## INSTRUCTIONS TO FOLLOW
Please write out each entry exactly as it appears.

========

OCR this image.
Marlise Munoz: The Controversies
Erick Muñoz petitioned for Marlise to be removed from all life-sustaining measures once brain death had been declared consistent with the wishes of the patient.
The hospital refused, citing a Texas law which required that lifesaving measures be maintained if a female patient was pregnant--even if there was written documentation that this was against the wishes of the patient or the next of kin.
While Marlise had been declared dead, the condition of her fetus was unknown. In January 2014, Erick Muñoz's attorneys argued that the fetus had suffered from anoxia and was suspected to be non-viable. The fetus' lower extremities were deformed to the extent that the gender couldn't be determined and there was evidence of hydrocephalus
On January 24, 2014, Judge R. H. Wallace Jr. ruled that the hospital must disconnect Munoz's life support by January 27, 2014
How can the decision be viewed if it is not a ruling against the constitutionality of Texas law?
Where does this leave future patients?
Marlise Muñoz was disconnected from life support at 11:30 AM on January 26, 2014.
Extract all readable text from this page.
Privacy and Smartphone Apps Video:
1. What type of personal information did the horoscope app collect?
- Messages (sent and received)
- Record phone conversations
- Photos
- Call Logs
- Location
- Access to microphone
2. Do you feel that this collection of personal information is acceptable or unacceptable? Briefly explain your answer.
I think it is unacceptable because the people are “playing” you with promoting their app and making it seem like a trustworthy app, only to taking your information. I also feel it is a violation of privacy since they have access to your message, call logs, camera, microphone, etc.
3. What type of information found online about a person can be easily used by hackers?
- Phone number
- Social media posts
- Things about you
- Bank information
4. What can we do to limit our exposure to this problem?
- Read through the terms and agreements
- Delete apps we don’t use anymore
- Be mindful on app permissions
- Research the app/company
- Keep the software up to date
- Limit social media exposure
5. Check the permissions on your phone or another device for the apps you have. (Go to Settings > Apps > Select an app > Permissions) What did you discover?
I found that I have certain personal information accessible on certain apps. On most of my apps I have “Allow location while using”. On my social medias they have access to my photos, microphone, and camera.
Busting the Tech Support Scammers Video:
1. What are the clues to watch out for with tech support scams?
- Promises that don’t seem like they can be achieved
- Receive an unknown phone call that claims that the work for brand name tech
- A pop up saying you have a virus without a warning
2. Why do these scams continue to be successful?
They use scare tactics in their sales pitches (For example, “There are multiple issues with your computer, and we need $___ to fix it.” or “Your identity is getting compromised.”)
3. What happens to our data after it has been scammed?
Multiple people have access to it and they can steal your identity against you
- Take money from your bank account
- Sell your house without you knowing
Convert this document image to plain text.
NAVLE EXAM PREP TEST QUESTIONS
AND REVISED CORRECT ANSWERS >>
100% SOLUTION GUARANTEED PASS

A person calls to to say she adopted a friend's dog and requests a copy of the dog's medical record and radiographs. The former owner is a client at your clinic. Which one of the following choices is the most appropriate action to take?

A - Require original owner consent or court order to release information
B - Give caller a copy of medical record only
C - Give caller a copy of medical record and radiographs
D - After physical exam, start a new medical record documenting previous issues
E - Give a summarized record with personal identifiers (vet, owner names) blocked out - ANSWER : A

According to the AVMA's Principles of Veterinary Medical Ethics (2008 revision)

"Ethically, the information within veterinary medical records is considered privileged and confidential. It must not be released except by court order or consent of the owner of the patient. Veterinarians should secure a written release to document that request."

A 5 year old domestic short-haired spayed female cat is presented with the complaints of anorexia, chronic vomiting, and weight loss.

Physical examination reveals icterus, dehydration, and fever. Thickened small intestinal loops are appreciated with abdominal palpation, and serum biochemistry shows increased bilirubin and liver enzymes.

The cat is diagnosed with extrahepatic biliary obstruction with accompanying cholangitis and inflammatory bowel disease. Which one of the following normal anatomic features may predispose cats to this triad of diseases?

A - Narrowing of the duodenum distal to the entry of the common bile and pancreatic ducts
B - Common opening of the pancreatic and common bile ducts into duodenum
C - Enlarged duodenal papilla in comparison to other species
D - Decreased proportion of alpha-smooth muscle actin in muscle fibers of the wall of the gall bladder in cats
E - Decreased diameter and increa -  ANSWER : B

========

## RESPONSE TO THIS EXERCISE
OCR this image.
Marlise Munoz: The Controversies
Erick Muñoz petitioned for Marlise to be removed from all life-sustaining measures once brain death had been declared consistent with the wishes of the patient.
The hospital refused, citing a Texas law which required that lifesaving measures be maintained if a female patient was pregnant--even if there was written documentation that this was against the wishes of the patient or the next of kin.
While Marlise had been declared dead, the condition of her fetus was unknown. In January 2014, Erick Muñoz's attorneys argued that the fetus had suffered from anoxia and was suspected to be non-viable. The fetus' lower extremities were deformed to the extent that the gender couldn't be determined and there was evidence of hydrocephalus
On January 24, 2014, Judge R. H. Wallace Jr. ruled that the hospital must disconnect Munoz's life support by January 27, 2014
How can the decision be viewed if it is not a ruling against the constitutionality of Texas law?
Where does this leave future patients?
Marlise Muñoz was disconnected from life support at 11:30 AM on January 26, 2014.
Extract all readable text from this page.
Privacy and Smartphone Apps Video:
1. What type of personal information did the horoscope app collect?
- Messages (sent and received)
- Record phone conversations
- Photos
- Call Logs
- Location
- Access to microphone
2. Do you feel that this collection of personal information is acceptable or unacceptable? Briefly explain your answer.
I think it is unacceptable because the people are “playing” you with promoting their app and making it seem like a trustworthy app, only to taking your information. I also feel it is a violation of privacy since they have access to your message, call logs, camera, microphone, etc.
3. What type of information found online about a person can be easily used by hackers?
- Phone number
- Social media posts
- Things about you
- Bank information
4. What can we do to limit our exposure to this problem?
- Read through the terms and agreements
- Delete apps we don’t use anymore
- Be mindful on app permissions
- Research the app/company
- Keep the software up to date
- Limit social media exposure
5. Check the permissions on your phone or another device for the apps you have. (Go to Settings > Apps > Select an app > Permissions) What did you discover?
I found that I have certain personal information accessible on certain apps. On most of my apps I have “Allow location while using”. On my social medias they have access to my photos, microphone, and camera.
Busting the Tech Support Scammers Video:
1. What are the clues to watch out for with tech support scams?
- Promises that don’t seem like they can be achieved
- Receive an unknown phone call that claims that the work for brand name tech
- A pop up saying you have a virus without a warning
2. Why do these scams continue to be successful?
They use scare tactics in their sales pitches (For example, “There are multiple issues with your computer, and we need $___ to fix it.” or “Your identity is getting compromised.”)
3. What happens to our data after it has been scammed?
Multiple people have access to it and they can steal your identity against you
- Take money from your bank account
- Sell your house without you knowing
Convert this document image to plain text.
NAVLE EXAM PREP TEST QUESTIONS
AND REVISED CORRECT ANSWERS >>
100% SOLUTION GUARANTEED PASS

A person calls to to say she adopted a friend's dog and requests a copy of the dog's medical record and radiographs. The former owner is a client at your clinic. Which one of the following choices is the most appropriate action to take?

A - Require original owner consent or court order to release information
B - Give caller a copy of medical record only
C - Give caller a copy of medical record and radiographs
D - After physical exam, start a new medical record documenting previous issues
E - Give a summarized record with personal identifiers (vet, owner names) blocked out - ANSWER : A

According to the AVMA's Principles of Veterinary Medical Ethics (2008 revision)

"Ethically, the information within veterinary medical records is considered privileged and confidential. It must not be released except by court order or consent of the owner of the patient. Veterinarians should secure a written release to document that request."

A 5 year old domestic short-haired spayed female cat is presented with the complaints of anorexia, chronic vomiting, and weight loss.

Physical examination reveals icterus, dehydration, and fever. Thickened small intestinal loops are appreciated with abdominal palpation, and serum biochemistry shows increased bilirubin and liver enzymes.

The cat is diagnosed with extrahepatic biliary obstruction with accompanying cholangitis and inflammatory bowel disease. Which one of the following normal anatomic features may predispose cats to this triad of diseases?

A - Narrowing of the duodenum distal to the entry of the common bile and pancreatic ducts
B - Common opening of the pancreatic and common bile ducts into duodenum
C - Enlarged duodenal papilla in comparison to other species
D - Decreased proportion of alpha-smooth muscle actin in muscle fibers of the wall of the gall bladder in cats
E - Decreased diameter and increa -  ANSWER : B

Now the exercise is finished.